> _Work instructions_
Could every line of the data be printed exactly as it reads?

> _Data supplied_
****

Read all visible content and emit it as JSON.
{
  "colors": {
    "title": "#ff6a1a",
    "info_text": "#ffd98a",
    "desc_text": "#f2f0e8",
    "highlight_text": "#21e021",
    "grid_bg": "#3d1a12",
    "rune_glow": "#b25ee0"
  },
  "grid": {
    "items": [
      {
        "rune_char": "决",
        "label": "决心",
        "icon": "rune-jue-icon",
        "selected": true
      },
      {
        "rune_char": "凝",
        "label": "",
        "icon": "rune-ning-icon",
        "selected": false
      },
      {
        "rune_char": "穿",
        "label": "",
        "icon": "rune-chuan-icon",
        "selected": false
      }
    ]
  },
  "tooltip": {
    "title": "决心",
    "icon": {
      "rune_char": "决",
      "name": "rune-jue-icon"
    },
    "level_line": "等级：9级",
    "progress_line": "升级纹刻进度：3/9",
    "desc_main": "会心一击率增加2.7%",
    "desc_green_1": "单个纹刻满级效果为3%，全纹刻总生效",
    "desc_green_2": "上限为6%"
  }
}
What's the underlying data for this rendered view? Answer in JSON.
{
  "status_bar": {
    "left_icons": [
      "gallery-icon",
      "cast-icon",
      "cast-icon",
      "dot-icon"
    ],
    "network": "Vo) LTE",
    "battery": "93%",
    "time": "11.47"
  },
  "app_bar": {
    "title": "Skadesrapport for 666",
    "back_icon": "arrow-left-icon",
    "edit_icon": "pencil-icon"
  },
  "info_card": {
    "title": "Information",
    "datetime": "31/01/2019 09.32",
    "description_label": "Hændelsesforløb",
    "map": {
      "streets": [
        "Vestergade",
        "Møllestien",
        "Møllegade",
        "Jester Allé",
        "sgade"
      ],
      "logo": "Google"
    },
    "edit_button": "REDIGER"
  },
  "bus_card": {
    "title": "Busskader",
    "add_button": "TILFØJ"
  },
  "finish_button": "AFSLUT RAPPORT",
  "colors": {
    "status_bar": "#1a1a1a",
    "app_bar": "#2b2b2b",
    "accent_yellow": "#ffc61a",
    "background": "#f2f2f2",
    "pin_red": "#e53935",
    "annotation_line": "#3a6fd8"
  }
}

****

> _Final answer_
Read all visible content and emit it as JSON.
{
  "colors": {
    "title": "#ff6a1a",
    "info_text": "#ffd98a",
    "desc_text": "#f2f0e8",
    "highlight_text": "#21e021",
    "grid_bg": "#3d1a12",
    "rune_glow": "#b25ee0"
  },
  "grid": {
    "items": [
      {
        "rune_char": "决",
        "label": "决心",
        "icon": "rune-jue-icon",
        "selected": true
      },
      {
        "rune_char": "凝",
        "label": "",
        "icon": "rune-ning-icon",
        "selected": false
      },
      {
        "rune_char": "穿",
        "label": "",
        "icon": "rune-chuan-icon",
        "selected": false
      }
    ]
  },
  "tooltip": {
    "title": "决心",
    "icon": {
      "rune_char": "决",
      "name": "rune-jue-icon"
    },
    "level_line": "等级：9级",
    "progress_line": "升级纹刻进度：3/9",
    "desc_main": "会心一击率增加2.7%",
    "desc_green_1": "单个纹刻满级效果为3%，全纹刻总生效",
    "desc_green_2": "上限为6%"
  }
}
What's the underlying data for this rendered view? Answer in JSON.
{
  "status_bar": {
    "left_icons": [
      "gallery-icon",
      "cast-icon",
      "cast-icon",
      "dot-icon"
    ],
    "network": "Vo) LTE",
    "battery": "93%",
    "time": "11.47"
  },
  "app_bar": {
    "title": "Skadesrapport for 666",
    "back_icon": "arrow-left-icon",
    "edit_icon": "pencil-icon"
  },
  "info_card": {
    "title": "Information",
    "datetime": "31/01/2019 09.32",
    "description_label": "Hændelsesforløb",
    "map": {
      "streets": [
        "Vestergade",
        "Møllestien",
        "Møllegade",
        "Jester Allé",
        "sgade"
      ],
      "logo": "Google"
    },
    "edit_button": "REDIGER"
  },
  "bus_card": {
    "title": "Busskader",
    "add_button": "TILFØJ"
  },
  "finish_button": "AFSLUT RAPPORT",
  "colors": {
    "status_bar": "#1a1a1a",
    "app_bar": "#2b2b2b",
    "accent_yellow": "#ffc61a",
    "background": "#f2f2f2",
    "pin_red": "#e53935",
    "annotation_line": "#3a6fd8"
  }
}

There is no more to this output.